### TASK PROMPT:
Return each line containing "that".

### SUPPLIED DATA:
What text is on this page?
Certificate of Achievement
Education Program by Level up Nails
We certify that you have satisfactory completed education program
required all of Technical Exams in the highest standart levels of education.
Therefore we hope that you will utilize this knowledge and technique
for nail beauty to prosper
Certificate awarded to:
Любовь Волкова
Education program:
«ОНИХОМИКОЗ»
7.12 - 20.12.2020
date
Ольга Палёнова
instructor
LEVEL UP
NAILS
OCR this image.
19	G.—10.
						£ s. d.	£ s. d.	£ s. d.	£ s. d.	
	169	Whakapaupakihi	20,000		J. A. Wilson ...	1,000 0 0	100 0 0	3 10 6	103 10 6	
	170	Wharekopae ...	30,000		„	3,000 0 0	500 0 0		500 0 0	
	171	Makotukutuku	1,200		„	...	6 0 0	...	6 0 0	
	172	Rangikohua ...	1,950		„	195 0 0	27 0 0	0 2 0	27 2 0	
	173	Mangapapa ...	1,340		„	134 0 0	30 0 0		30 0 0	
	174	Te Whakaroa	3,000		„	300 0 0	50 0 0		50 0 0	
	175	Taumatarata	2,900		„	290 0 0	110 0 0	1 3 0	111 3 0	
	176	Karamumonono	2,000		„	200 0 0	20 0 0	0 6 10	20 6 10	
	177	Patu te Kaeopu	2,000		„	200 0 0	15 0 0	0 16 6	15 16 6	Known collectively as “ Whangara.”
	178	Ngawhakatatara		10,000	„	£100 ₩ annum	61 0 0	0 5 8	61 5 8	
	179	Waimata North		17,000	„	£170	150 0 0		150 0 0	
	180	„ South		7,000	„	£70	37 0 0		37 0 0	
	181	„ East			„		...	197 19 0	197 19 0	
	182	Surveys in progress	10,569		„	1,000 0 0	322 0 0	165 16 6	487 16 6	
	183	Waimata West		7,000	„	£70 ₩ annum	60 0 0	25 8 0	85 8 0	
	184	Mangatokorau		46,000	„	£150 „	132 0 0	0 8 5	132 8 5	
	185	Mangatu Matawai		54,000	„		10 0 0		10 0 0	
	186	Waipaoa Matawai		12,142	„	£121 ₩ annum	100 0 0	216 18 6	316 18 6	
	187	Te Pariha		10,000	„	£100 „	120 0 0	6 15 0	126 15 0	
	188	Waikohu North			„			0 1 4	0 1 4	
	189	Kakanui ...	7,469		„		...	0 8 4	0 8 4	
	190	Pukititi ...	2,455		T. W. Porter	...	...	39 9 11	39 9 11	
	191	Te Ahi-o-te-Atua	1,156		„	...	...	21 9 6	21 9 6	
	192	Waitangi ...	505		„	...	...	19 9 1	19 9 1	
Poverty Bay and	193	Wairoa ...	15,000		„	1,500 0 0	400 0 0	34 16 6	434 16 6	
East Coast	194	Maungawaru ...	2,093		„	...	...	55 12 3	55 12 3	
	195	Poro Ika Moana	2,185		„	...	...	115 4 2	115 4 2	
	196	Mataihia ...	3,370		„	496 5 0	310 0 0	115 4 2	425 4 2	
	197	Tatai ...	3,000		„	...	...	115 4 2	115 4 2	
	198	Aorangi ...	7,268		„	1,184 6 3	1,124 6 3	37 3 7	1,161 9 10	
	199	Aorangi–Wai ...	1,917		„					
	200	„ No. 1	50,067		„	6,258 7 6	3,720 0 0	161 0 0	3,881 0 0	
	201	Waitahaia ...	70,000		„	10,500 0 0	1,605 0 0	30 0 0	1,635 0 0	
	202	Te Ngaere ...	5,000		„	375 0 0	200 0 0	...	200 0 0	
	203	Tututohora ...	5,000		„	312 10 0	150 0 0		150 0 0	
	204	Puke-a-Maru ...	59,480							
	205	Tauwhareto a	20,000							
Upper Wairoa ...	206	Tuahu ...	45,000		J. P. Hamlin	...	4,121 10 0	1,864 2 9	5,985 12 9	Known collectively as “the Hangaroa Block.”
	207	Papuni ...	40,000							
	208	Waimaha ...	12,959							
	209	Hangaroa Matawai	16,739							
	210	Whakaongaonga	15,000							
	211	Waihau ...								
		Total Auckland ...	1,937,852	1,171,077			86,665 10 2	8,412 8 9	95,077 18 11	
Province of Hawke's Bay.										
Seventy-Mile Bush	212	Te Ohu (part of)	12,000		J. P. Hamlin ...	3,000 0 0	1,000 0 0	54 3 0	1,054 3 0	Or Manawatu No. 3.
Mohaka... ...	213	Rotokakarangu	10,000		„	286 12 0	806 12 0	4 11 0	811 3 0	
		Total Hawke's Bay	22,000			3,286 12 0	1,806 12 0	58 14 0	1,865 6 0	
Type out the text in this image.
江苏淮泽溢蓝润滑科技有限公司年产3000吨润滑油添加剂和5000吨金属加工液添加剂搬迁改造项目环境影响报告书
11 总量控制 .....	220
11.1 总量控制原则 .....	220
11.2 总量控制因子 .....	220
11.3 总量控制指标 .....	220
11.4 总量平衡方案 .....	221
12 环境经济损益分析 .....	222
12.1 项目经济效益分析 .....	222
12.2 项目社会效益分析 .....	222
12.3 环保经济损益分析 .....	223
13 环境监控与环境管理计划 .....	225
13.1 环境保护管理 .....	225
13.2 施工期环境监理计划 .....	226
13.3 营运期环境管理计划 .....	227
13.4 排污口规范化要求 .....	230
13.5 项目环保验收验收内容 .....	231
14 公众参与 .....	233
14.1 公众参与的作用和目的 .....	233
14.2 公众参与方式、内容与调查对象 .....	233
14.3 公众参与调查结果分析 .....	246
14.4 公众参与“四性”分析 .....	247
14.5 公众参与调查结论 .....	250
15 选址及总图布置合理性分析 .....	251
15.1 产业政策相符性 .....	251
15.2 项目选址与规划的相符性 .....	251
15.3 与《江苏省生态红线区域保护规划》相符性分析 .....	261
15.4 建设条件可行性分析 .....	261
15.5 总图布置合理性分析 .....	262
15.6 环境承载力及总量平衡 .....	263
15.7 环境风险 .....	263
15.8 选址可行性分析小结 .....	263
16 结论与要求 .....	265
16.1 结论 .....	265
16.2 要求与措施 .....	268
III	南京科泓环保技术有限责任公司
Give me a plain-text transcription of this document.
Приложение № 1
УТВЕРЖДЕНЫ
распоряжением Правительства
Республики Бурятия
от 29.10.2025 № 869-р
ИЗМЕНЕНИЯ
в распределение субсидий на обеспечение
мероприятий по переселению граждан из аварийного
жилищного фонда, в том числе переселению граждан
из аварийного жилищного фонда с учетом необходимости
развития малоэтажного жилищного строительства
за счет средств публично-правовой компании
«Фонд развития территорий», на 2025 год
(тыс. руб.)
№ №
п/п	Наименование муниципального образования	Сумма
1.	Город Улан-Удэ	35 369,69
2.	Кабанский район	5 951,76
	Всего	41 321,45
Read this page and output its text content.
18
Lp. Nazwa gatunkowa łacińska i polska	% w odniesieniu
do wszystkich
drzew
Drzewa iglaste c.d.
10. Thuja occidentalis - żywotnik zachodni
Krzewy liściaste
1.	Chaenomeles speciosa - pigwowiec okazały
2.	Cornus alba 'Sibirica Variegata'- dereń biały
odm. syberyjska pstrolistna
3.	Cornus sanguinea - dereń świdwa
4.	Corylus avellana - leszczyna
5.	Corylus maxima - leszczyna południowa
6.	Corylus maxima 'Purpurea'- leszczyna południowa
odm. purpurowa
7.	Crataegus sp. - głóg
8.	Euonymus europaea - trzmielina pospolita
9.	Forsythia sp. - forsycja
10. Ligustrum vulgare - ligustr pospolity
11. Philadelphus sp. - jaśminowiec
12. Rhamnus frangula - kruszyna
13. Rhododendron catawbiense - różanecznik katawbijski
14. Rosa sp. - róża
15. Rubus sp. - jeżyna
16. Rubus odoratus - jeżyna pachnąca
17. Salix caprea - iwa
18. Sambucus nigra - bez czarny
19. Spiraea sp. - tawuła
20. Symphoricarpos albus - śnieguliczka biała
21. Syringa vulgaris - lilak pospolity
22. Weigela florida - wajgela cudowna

### OUTPUT BELOW:
We certify that you have satisfactory completed education program
Therefore we hope that you will utilize this knowledge and technique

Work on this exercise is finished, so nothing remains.